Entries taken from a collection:
══════

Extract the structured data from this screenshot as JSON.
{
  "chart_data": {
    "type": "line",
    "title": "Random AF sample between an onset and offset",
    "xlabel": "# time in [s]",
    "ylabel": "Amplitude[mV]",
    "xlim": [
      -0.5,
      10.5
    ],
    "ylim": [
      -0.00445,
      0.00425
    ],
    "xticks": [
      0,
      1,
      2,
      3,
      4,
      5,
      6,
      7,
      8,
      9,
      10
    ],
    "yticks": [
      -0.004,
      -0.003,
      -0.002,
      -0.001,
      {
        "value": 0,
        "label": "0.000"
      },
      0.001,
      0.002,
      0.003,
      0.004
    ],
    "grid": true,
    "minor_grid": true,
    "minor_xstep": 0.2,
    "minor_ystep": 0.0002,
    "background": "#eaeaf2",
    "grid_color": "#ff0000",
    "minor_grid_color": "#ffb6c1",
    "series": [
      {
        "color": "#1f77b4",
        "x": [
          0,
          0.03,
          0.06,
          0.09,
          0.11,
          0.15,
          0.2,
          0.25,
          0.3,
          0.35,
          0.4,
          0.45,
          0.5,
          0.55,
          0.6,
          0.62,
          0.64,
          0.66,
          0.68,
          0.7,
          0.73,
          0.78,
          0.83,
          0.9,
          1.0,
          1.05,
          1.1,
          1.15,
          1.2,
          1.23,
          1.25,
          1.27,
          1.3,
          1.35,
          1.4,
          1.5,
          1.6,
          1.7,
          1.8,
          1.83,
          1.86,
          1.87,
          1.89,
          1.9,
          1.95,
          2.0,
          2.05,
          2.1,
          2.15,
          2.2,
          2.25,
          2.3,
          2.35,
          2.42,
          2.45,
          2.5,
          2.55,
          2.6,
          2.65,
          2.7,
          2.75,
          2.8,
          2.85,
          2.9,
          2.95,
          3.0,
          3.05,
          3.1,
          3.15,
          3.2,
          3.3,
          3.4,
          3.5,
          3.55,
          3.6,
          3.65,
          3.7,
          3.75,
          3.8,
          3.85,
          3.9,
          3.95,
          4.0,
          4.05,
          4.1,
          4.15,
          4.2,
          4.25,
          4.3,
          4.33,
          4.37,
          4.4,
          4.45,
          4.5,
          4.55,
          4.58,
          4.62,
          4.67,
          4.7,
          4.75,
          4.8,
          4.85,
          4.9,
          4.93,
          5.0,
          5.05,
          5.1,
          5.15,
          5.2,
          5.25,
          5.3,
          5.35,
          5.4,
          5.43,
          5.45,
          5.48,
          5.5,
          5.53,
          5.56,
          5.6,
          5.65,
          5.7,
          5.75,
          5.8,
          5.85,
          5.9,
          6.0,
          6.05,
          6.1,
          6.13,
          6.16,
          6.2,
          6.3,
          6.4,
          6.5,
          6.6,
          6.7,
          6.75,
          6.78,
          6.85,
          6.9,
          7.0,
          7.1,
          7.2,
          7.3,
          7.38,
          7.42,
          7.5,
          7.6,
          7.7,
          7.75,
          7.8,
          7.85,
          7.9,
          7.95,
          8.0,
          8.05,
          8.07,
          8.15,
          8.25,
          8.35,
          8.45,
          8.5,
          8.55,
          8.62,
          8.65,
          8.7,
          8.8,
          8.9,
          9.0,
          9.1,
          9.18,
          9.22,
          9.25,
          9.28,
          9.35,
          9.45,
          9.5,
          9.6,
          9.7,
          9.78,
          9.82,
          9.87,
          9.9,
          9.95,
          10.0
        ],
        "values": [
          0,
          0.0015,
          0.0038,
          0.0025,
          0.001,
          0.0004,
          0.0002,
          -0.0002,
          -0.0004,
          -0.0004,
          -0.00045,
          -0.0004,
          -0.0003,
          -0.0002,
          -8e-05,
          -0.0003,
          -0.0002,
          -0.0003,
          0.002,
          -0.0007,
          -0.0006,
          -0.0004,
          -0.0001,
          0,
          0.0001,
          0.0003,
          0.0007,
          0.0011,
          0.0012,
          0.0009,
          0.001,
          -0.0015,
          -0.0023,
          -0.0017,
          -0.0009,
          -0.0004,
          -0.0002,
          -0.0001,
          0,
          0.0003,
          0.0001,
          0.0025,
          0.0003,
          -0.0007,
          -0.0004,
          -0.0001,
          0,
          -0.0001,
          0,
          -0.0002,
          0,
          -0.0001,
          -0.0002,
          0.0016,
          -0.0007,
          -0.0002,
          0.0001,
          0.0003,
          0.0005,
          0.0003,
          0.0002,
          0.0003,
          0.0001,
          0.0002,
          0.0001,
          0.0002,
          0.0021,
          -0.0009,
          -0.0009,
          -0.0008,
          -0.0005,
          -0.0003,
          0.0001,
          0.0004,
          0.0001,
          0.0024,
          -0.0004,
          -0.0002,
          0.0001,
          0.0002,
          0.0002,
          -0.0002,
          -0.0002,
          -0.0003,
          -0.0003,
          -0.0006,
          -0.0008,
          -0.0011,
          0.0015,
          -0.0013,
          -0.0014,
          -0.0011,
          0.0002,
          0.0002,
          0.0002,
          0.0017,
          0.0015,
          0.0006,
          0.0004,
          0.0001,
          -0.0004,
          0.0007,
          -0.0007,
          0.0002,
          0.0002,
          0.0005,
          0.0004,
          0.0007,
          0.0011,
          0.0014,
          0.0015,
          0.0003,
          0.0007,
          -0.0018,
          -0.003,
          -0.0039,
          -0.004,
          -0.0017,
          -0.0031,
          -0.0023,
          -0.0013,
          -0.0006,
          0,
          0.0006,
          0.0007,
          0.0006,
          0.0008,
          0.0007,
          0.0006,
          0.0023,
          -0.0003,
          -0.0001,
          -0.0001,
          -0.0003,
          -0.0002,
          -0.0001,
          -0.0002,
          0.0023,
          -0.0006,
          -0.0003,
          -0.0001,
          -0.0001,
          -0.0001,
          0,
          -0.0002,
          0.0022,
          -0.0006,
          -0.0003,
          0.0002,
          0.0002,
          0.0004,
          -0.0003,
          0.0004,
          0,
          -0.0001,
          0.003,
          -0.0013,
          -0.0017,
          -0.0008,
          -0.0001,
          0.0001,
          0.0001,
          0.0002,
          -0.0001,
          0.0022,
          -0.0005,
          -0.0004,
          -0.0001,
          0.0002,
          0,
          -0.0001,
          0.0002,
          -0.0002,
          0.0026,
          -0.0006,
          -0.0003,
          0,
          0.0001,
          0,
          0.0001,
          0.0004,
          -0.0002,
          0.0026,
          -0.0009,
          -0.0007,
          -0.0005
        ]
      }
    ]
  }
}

══════

■ Aim of the task: Extract all of the material exactly as it is written.

■ The completed task:
Extract the structured data from this screenshot as JSON.
{
  "chart_data": {
    "type": "line",
    "title": "Random AF sample between an onset and offset",
    "xlabel": "# time in [s]",
    "ylabel": "Amplitude[mV]",
    "xlim": [
      -0.5,
      10.5
    ],
    "ylim": [
      -0.00445,
      0.00425
    ],
    "xticks": [
      0,
      1,
      2,
      3,
      4,
      5,
      6,
      7,
      8,
      9,
      10
    ],
    "yticks": [
      -0.004,
      -0.003,
      -0.002,
      -0.001,
      {
        "value": 0,
        "label": "0.000"
      },
      0.001,
      0.002,
      0.003,
      0.004
    ],
    "grid": true,
    "minor_grid": true,
    "minor_xstep": 0.2,
    "minor_ystep": 0.0002,
    "background": "#eaeaf2",
    "grid_color": "#ff0000",
    "minor_grid_color": "#ffb6c1",
    "series": [
      {
        "color": "#1f77b4",
        "x": [
          0,
          0.03,
          0.06,
          0.09,
          0.11,
          0.15,
          0.2,
          0.25,
          0.3,
          0.35,
          0.4,
          0.45,
          0.5,
          0.55,
          0.6,
          0.62,
          0.64,
          0.66,
          0.68,
          0.7,
          0.73,
          0.78,
          0.83,
          0.9,
          1.0,
          1.05,
          1.1,
          1.15,
          1.2,
          1.23,
          1.25,
          1.27,
          1.3,
          1.35,
          1.4,
          1.5,
          1.6,
          1.7,
          1.8,
          1.83,
          1.86,
          1.87,
          1.89,
          1.9,
          1.95,
          2.0,
          2.05,
          2.1,
          2.15,
          2.2,
          2.25,
          2.3,
          2.35,
          2.42,
          2.45,
          2.5,
          2.55,
          2.6,
          2.65,
          2.7,
          2.75,
          2.8,
          2.85,
          2.9,
          2.95,
          3.0,
          3.05,
          3.1,
          3.15,
          3.2,
          3.3,
          3.4,
          3.5,
          3.55,
          3.6,
          3.65,
          3.7,
          3.75,
          3.8,
          3.85,
          3.9,
          3.95,
          4.0,
          4.05,
          4.1,
          4.15,
          4.2,
          4.25,
          4.3,
          4.33,
          4.37,
          4.4,
          4.45,
          4.5,
          4.55,
          4.58,
          4.62,
          4.67,
          4.7,
          4.75,
          4.8,
          4.85,
          4.9,
          4.93,
          5.0,
          5.05,
          5.1,
          5.15,
          5.2,
          5.25,
          5.3,
          5.35,
          5.4,
          5.43,
          5.45,
          5.48,
          5.5,
          5.53,
          5.56,
          5.6,
          5.65,
          5.7,
          5.75,
          5.8,
          5.85,
          5.9,
          6.0,
          6.05,
          6.1,
          6.13,
          6.16,
          6.2,
          6.3,
          6.4,
          6.5,
          6.6,
          6.7,
          6.75,
          6.78,
          6.85,
          6.9,
          7.0,
          7.1,
          7.2,
          7.3,
          7.38,
          7.42,
          7.5,
          7.6,
          7.7,
          7.75,
          7.8,
          7.85,
          7.9,
          7.95,
          8.0,
          8.05,
          8.07,
          8.15,
          8.25,
          8.35,
          8.45,
          8.5,
          8.55,
          8.62,
          8.65,
          8.7,
          8.8,
          8.9,
          9.0,
          9.1,
          9.18,
          9.22,
          9.25,
          9.28,
          9.35,
          9.45,
          9.5,
          9.6,
          9.7,
          9.78,
          9.82,
          9.87,
          9.9,
          9.95,
          10.0
        ],
        "values": [
          0,
          0.0015,
          0.0038,
          0.0025,
          0.001,
          0.0004,
          0.0002,
          -0.0002,
          -0.0004,
          -0.0004,
          -0.00045,
          -0.0004,
          -0.0003,
          -0.0002,
          -8e-05,
          -0.0003,
          -0.0002,
          -0.0003,
          0.002,
          -0.0007,
          -0.0006,
          -0.0004,
          -0.0001,
          0,
          0.0001,
          0.0003,
          0.0007,
          0.0011,
          0.0012,
          0.0009,
          0.001,
          -0.0015,
          -0.0023,
          -0.0017,
          -0.0009,
          -0.0004,
          -0.0002,
          -0.0001,
          0,
          0.0003,
          0.0001,
          0.0025,
          0.0003,
          -0.0007,
          -0.0004,
          -0.0001,
          0,
          -0.0001,
          0,
          -0.0002,
          0,
          -0.0001,
          -0.0002,
          0.0016,
          -0.0007,
          -0.0002,
          0.0001,
          0.0003,
          0.0005,
          0.0003,
          0.0002,
          0.0003,
          0.0001,
          0.0002,
          0.0001,
          0.0002,
          0.0021,
          -0.0009,
          -0.0009,
          -0.0008,
          -0.0005,
          -0.0003,
          0.0001,
          0.0004,
          0.0001,
          0.0024,
          -0.0004,
          -0.0002,
          0.0001,
          0.0002,
          0.0002,
          -0.0002,
          -0.0002,
          -0.0003,
          -0.0003,
          -0.0006,
          -0.0008,
          -0.0011,
          0.0015,
          -0.0013,
          -0.0014,
          -0.0011,
          0.0002,
          0.0002,
          0.0002,
          0.0017,
          0.0015,
          0.0006,
          0.0004,
          0.0001,
          -0.0004,
          0.0007,
          -0.0007,
          0.0002,
          0.0002,
          0.0005,
          0.0004,
          0.0007,
          0.0011,
          0.0014,
          0.0015,
          0.0003,
          0.0007,
          -0.0018,
          -0.003,
          -0.0039,
          -0.004,
          -0.0017,
          -0.0031,
          -0.0023,
          -0.0013,
          -0.0006,
          0,
          0.0006,
          0.0007,
          0.0006,
          0.0008,
          0.0007,
          0.0006,
          0.0023,
          -0.0003,
          -0.0001,
          -0.0001,
          -0.0003,
          -0.0002,
          -0.0001,
          -0.0002,
          0.0023,
          -0.0006,
          -0.0003,
          -0.0001,
          -0.0001,
          -0.0001,
          0,
          -0.0002,
          0.0022,
          -0.0006,
          -0.0003,
          0.0002,
          0.0002,
          0.0004,
          -0.0003,
          0.0004,
          0,
          -0.0001,
          0.003,
          -0.0013,
          -0.0017,
          -0.0008,
          -0.0001,
          0.0001,
          0.0001,
          0.0002,
          -0.0001,
          0.0022,
          -0.0005,
          -0.0004,
          -0.0001,
          0.0002,
          0,
          -0.0001,
          0.0002,
          -0.0002,
          0.0026,
          -0.0006,
          -0.0003,
          0,
          0.0001,
          0,
          0.0001,
          0.0004,
          -0.0002,
          0.0026,
          -0.0009,
          -0.0007,
          -0.0005
        ]
      }
    ]
  }
}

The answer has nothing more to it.